- **WORK TO COMPLETE**
Of all the lines in the material, how many include the word "title"? Give only the number.
--- BEGIN EXERCISE INPUTS ---
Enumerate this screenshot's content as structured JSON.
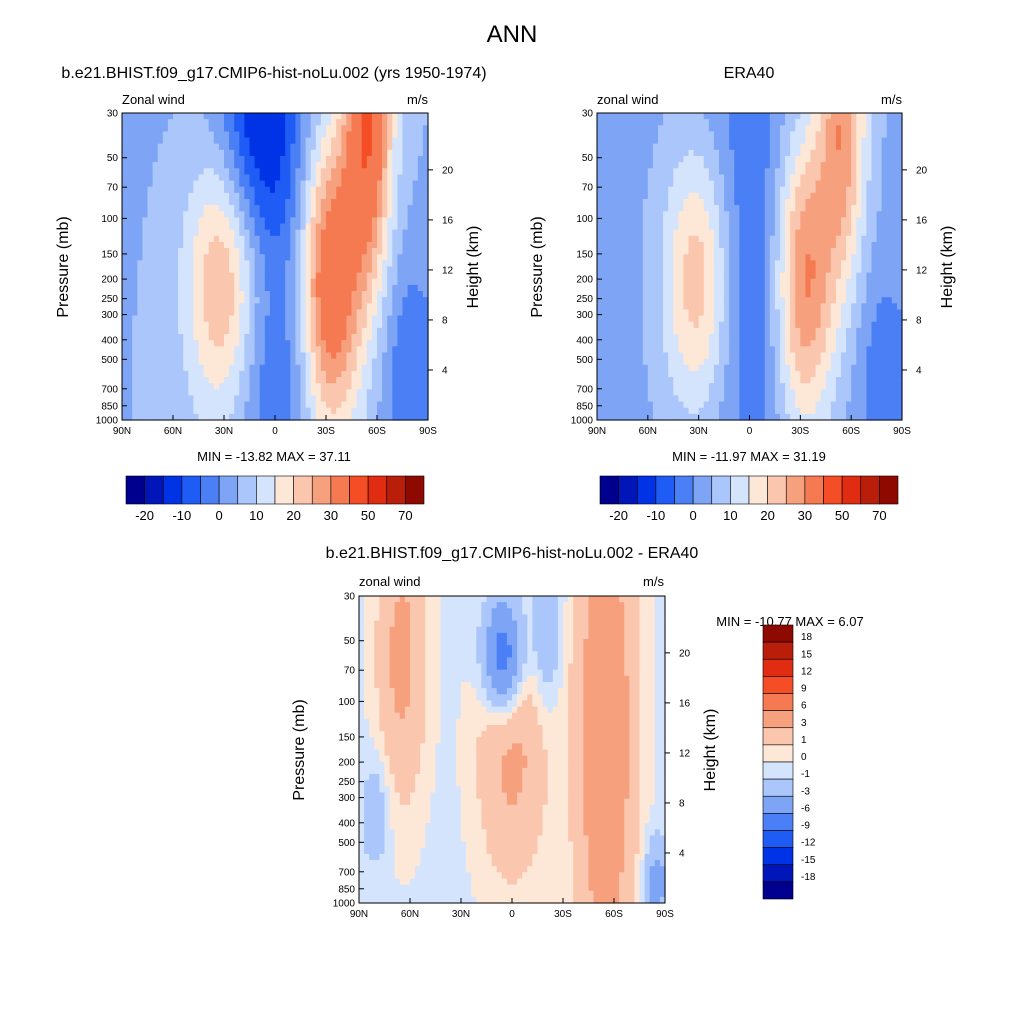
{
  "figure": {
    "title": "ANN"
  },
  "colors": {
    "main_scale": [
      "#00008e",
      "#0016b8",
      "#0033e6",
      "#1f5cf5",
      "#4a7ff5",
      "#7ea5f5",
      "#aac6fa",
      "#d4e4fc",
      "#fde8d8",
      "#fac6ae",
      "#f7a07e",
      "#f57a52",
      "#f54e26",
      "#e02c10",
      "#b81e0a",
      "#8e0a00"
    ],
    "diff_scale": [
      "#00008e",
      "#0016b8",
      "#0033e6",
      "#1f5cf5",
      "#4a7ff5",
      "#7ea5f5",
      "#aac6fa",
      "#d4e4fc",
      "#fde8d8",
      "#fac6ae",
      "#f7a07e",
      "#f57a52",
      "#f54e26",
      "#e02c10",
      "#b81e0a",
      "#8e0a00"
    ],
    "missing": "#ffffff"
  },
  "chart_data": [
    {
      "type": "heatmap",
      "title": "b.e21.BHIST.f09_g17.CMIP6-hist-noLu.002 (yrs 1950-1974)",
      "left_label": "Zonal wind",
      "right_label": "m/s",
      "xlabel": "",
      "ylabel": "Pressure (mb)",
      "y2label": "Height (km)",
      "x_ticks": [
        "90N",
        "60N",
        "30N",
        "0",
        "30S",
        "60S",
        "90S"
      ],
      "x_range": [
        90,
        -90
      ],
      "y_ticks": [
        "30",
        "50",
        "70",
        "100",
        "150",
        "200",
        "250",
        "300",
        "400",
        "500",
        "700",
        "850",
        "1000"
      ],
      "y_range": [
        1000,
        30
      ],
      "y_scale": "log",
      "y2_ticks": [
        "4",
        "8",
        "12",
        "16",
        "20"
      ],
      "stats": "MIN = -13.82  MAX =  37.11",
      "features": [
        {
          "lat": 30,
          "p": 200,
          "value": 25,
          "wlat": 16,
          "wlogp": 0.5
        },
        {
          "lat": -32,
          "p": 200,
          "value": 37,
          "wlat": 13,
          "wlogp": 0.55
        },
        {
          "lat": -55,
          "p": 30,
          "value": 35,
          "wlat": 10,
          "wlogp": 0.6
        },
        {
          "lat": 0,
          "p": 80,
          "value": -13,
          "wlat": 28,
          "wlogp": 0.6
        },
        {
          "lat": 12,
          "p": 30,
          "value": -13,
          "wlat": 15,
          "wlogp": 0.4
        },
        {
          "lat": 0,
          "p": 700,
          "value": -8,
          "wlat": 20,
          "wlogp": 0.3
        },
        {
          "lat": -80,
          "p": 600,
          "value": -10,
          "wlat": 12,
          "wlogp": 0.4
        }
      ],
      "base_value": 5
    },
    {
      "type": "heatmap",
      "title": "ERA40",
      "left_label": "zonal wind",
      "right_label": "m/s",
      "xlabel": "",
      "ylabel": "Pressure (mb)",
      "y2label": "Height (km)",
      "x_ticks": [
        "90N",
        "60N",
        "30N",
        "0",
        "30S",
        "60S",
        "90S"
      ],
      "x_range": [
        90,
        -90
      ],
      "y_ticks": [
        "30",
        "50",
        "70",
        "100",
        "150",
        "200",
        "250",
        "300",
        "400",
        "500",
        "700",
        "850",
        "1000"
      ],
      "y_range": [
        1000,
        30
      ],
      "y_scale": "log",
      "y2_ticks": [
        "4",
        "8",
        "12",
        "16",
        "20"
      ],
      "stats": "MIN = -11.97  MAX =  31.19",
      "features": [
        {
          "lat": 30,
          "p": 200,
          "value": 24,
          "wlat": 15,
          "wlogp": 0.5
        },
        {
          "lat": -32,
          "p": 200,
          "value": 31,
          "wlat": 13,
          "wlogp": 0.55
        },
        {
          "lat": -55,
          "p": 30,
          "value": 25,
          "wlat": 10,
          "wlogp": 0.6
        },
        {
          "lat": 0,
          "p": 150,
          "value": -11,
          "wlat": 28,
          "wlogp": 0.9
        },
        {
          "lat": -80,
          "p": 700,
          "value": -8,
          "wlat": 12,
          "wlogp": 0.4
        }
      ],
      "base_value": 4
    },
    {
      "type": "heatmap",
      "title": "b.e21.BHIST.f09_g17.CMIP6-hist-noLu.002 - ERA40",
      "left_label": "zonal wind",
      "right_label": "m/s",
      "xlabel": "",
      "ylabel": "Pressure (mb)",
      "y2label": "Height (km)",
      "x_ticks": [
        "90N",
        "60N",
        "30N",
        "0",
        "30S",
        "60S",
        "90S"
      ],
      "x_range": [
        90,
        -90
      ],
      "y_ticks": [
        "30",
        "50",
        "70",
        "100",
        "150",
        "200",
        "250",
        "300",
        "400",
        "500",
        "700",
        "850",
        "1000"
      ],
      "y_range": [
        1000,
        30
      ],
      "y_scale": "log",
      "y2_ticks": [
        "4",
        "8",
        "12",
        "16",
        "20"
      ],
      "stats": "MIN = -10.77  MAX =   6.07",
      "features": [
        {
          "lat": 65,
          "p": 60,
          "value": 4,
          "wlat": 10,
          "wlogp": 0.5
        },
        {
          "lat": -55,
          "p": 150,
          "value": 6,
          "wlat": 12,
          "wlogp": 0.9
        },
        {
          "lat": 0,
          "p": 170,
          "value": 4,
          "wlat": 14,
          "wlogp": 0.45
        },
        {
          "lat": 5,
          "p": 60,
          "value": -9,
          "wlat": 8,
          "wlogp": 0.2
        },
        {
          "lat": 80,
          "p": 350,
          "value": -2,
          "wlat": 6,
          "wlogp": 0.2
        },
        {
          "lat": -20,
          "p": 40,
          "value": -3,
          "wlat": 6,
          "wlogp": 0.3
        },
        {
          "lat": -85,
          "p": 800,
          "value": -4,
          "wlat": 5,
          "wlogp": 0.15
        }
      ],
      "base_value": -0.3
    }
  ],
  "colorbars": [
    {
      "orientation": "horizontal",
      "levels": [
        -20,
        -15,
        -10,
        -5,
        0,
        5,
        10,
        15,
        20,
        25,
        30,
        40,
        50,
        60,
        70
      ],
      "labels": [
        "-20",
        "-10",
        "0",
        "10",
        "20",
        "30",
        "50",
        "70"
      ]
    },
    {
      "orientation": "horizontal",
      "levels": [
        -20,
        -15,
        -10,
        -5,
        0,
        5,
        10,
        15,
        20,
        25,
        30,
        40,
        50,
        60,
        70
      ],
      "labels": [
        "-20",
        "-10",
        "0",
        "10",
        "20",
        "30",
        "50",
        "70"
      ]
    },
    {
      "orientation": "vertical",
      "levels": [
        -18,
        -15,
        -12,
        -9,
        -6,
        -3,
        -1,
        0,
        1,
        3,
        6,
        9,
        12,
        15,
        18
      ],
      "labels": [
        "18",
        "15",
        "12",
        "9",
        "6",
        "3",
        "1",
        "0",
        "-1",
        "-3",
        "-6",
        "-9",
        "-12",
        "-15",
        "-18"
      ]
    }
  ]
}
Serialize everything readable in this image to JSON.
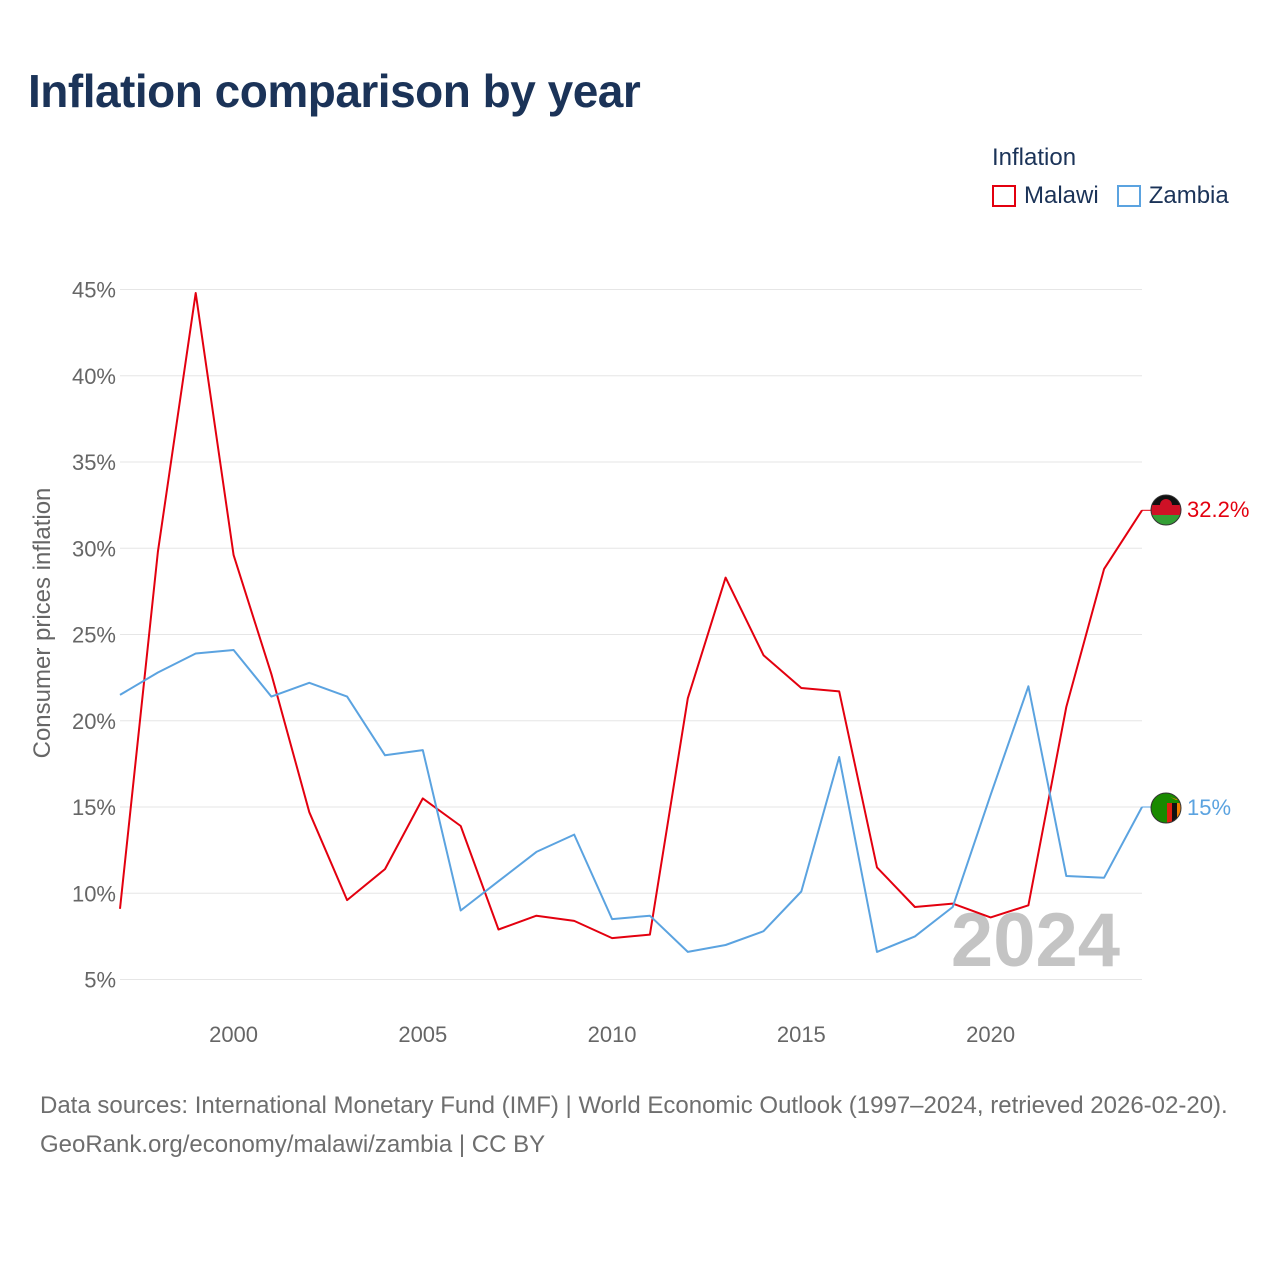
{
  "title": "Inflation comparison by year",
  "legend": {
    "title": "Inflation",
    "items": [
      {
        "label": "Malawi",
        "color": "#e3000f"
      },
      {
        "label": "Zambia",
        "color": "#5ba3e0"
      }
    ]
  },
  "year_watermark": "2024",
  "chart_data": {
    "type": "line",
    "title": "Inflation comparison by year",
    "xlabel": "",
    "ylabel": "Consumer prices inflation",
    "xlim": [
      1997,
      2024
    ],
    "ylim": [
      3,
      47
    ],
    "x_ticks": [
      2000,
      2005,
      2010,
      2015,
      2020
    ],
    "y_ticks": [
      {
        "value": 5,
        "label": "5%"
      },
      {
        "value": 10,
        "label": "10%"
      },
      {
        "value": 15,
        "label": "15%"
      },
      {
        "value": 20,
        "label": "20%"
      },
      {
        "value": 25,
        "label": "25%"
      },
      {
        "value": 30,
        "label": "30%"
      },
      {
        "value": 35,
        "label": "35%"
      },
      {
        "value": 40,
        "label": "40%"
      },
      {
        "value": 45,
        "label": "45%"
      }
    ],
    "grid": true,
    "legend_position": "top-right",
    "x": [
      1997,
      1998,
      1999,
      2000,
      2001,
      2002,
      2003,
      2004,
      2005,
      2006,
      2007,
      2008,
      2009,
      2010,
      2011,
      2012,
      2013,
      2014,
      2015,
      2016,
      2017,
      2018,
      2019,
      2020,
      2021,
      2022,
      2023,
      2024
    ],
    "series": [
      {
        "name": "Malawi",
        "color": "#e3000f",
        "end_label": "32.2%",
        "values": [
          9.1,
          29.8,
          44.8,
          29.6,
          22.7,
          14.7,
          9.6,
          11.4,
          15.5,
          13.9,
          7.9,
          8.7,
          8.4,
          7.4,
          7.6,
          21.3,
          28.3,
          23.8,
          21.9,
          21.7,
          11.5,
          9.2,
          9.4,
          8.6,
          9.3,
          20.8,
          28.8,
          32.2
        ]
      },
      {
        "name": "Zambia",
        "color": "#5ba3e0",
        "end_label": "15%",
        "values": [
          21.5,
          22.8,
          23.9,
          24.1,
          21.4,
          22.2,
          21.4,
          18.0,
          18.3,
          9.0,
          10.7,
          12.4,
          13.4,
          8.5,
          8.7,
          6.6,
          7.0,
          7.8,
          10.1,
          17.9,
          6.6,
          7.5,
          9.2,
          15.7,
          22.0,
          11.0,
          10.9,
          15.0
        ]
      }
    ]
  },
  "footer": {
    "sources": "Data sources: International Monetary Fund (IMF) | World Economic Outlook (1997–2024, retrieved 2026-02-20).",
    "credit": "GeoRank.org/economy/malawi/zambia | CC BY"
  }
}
--- END EXERCISE INPUTS ---
- **TASK RESPONSE**
7